⟨

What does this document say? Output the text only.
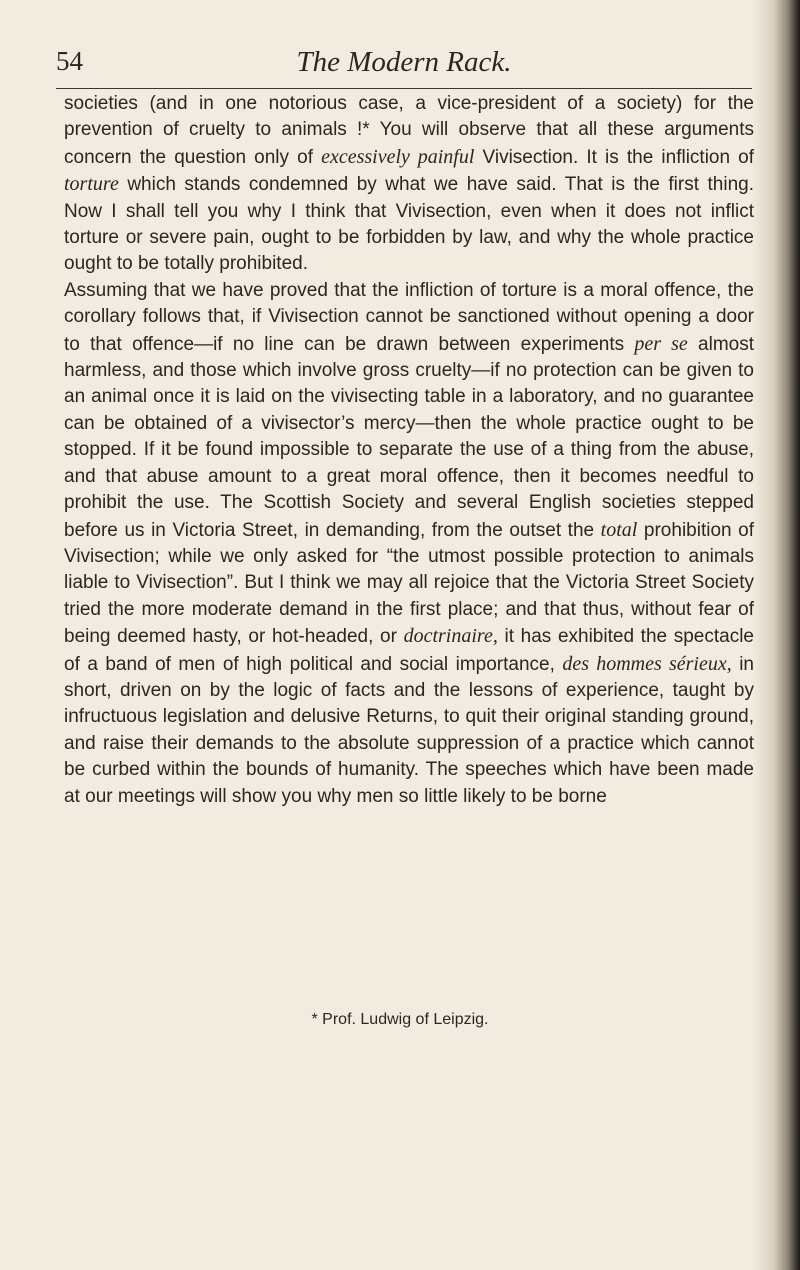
54	The Modern Rack.

societies (and in one notorious case, a vice-president of a society) for the prevention of cruelty to animals !* You will observe that all these arguments concern the question only of excessively painful Vivisection. It is the infliction of torture which stands condemned by what we have said. That is the first thing. Now I shall tell you why I think that Vivisection, even when it does not inflict torture or severe pain, ought to be forbidden by law, and why the whole practice ought to be totally prohibited.

Assuming that we have proved that the infliction of torture is a moral offence, the corollary follows that, if Vivisection cannot be sanctioned without opening a door to that offence—if no line can be drawn between experiments per se almost harmless, and those which involve gross cruelty—if no protection can be given to an animal once it is laid on the vivisecting table in a laboratory, and no guarantee can be obtained of a vivisector’s mercy—then the whole practice ought to be stopped. If it be found impossible to separate the use of a thing from the abuse, and that abuse amount to a great moral offence, then it becomes needful to prohibit the use. The Scottish Society and several English societies stepped before us in Victoria Street, in demanding, from the outset the total prohibition of Vivisection; while we only asked for “the utmost possible protection to animals liable to Vivisection”. But I think we may all rejoice that the Victoria Street Society tried the more moderate demand in the first place; and that thus, without fear of being deemed hasty, or hot-headed, or doctrinaire, it has exhibited the spectacle of a band of men of high political and social importance, des hommes sérieux, in short, driven on by the logic of facts and the lessons of experience, taught by infructuous legislation and delusive Returns, to quit their original standing ground, and raise their demands to the absolute suppression of a practice which cannot be curbed within the bounds of humanity. The speeches which have been made at our meetings will show you why men so little likely to be borne

* Prof. Ludwig of Leipzig.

⟩

AIM OF THE TASK> Would you mind returning each entry above word for word, skipping the images?

EXERCISE SOLUTION>
What does this document say? Output the text only.
54	The Modern Rack.

societies (and in one notorious case, a vice-president of a society) for the prevention of cruelty to animals !* You will observe that all these arguments concern the question only of excessively painful Vivisection. It is the infliction of torture which stands condemned by what we have said. That is the first thing. Now I shall tell you why I think that Vivisection, even when it does not inflict torture or severe pain, ought to be forbidden by law, and why the whole practice ought to be totally prohibited.

Assuming that we have proved that the infliction of torture is a moral offence, the corollary follows that, if Vivisection cannot be sanctioned without opening a door to that offence—if no line can be drawn between experiments per se almost harmless, and those which involve gross cruelty—if no protection can be given to an animal once it is laid on the vivisecting table in a laboratory, and no guarantee can be obtained of a vivisector’s mercy—then the whole practice ought to be stopped. If it be found impossible to separate the use of a thing from the abuse, and that abuse amount to a great moral offence, then it becomes needful to prohibit the use. The Scottish Society and several English societies stepped before us in Victoria Street, in demanding, from the outset the total prohibition of Vivisection; while we only asked for “the utmost possible protection to animals liable to Vivisection”. But I think we may all rejoice that the Victoria Street Society tried the more moderate demand in the first place; and that thus, without fear of being deemed hasty, or hot-headed, or doctrinaire, it has exhibited the spectacle of a band of men of high political and social importance, des hommes sérieux, in short, driven on by the logic of facts and the lessons of experience, taught by infructuous legislation and delusive Returns, to quit their original standing ground, and raise their demands to the absolute suppression of a practice which cannot be curbed within the bounds of humanity. The speeches which have been made at our meetings will show you why men so little likely to be borne

* Prof. Ludwig of Leipzig.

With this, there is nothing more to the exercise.